> _INSTRUCTIONS FOR THE TASK_: Which lines in the material below contain the string "今期牛虎争一奖"? Report each of them in full.
=-=-=
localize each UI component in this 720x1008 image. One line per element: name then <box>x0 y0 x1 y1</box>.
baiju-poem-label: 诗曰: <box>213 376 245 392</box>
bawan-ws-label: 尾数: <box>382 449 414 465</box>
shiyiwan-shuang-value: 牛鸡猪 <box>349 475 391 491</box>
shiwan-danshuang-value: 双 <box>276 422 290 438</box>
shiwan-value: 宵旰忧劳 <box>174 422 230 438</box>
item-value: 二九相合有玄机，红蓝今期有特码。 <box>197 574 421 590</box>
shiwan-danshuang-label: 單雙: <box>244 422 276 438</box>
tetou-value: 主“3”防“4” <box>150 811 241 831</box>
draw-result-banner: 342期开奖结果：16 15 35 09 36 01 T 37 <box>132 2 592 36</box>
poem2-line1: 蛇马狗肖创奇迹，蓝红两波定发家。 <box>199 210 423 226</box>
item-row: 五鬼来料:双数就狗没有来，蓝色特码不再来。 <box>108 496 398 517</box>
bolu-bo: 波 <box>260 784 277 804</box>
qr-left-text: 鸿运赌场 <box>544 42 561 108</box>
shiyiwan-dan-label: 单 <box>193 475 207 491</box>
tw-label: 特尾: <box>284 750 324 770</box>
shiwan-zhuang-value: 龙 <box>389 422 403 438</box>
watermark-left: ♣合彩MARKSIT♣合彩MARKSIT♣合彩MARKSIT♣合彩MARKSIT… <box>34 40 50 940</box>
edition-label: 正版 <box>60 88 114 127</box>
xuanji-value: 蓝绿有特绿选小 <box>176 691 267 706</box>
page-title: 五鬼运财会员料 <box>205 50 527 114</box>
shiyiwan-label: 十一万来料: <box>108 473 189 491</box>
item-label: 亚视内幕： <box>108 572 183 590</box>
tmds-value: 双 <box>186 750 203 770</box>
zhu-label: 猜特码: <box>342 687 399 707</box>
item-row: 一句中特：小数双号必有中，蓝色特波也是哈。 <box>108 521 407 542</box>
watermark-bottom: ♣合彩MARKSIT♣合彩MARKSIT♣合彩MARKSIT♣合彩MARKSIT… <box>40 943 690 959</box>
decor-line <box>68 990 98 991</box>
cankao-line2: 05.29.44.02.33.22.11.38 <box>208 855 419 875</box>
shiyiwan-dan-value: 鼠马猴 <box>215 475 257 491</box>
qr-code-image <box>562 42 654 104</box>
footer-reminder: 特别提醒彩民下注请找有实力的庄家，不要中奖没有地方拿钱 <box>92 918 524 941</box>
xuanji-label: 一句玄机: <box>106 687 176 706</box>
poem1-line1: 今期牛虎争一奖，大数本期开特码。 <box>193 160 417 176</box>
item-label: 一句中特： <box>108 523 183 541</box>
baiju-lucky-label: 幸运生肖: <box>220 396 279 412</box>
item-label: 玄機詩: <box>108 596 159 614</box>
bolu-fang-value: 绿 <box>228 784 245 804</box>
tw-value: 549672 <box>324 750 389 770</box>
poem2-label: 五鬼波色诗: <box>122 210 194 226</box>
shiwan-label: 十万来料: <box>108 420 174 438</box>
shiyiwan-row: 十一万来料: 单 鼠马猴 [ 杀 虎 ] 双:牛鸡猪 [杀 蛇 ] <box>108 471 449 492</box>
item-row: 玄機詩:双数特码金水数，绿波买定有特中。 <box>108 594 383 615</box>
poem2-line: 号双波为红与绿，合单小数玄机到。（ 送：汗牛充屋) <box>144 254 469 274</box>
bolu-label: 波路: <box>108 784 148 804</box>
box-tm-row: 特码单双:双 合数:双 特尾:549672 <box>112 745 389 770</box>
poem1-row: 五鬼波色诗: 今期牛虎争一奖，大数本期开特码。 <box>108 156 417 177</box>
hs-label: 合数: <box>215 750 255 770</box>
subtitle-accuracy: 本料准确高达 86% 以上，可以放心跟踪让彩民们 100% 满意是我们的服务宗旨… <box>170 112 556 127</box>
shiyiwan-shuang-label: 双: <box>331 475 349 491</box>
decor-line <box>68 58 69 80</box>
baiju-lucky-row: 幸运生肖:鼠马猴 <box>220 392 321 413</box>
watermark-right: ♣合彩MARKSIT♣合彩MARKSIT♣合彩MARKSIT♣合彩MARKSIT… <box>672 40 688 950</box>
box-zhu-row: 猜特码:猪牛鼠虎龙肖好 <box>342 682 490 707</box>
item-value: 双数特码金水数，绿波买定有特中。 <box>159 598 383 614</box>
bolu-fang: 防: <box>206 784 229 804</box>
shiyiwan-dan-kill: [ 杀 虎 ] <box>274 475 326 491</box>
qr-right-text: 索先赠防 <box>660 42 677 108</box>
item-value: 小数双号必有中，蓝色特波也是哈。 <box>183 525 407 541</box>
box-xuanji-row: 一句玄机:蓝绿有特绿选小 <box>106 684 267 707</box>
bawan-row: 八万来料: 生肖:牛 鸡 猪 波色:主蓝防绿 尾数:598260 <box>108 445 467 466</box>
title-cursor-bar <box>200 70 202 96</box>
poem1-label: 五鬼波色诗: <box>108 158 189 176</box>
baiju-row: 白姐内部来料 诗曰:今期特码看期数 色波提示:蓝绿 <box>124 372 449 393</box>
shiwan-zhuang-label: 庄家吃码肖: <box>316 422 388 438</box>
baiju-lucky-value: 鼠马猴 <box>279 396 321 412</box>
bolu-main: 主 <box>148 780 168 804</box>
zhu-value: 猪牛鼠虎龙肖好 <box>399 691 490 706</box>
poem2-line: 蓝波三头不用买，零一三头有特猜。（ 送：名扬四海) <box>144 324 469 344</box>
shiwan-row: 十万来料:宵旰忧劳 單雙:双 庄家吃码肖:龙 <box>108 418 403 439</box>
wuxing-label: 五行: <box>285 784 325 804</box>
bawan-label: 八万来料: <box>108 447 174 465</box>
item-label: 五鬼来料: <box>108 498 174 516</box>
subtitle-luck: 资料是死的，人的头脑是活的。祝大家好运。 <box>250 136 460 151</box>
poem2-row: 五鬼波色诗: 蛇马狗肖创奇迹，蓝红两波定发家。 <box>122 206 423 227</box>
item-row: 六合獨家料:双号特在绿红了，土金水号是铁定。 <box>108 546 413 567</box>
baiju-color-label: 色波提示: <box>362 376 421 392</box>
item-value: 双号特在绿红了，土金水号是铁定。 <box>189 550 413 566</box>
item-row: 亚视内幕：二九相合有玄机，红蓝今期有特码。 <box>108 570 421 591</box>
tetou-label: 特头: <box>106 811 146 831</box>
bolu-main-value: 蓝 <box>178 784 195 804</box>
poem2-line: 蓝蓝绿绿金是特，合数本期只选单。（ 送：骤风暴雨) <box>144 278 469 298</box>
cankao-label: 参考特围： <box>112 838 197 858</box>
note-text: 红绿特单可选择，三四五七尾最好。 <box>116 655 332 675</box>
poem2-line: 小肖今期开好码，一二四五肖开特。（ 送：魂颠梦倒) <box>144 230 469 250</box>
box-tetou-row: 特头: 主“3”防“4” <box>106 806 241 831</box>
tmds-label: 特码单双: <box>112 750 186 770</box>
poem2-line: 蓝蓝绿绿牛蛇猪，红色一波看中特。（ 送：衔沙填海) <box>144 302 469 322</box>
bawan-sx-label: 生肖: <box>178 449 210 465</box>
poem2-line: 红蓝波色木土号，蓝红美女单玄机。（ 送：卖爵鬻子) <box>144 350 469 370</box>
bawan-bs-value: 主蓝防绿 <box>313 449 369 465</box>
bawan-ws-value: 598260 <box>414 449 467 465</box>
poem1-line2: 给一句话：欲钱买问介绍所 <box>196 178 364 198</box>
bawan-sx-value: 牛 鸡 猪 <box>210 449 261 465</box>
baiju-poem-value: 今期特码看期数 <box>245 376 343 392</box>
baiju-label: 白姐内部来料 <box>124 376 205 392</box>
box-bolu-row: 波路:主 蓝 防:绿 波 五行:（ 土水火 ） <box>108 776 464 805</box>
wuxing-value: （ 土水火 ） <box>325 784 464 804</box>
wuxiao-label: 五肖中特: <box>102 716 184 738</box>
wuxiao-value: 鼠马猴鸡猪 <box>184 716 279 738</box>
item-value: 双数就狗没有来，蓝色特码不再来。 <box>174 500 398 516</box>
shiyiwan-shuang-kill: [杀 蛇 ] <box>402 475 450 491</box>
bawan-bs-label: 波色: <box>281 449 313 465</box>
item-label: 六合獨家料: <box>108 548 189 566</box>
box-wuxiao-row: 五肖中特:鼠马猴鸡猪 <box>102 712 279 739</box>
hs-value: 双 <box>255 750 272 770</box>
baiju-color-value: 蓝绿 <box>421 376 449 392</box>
=-=-=
> _FINISHED TASK_:
poem1-line1: 今期牛虎争一奖，大数本期开特码。 <box>193 160 417 176</box>
poem1-row: 五鬼波色诗: 今期牛虎争一奖，大数本期开特码。 <box>108 156 417 177</box>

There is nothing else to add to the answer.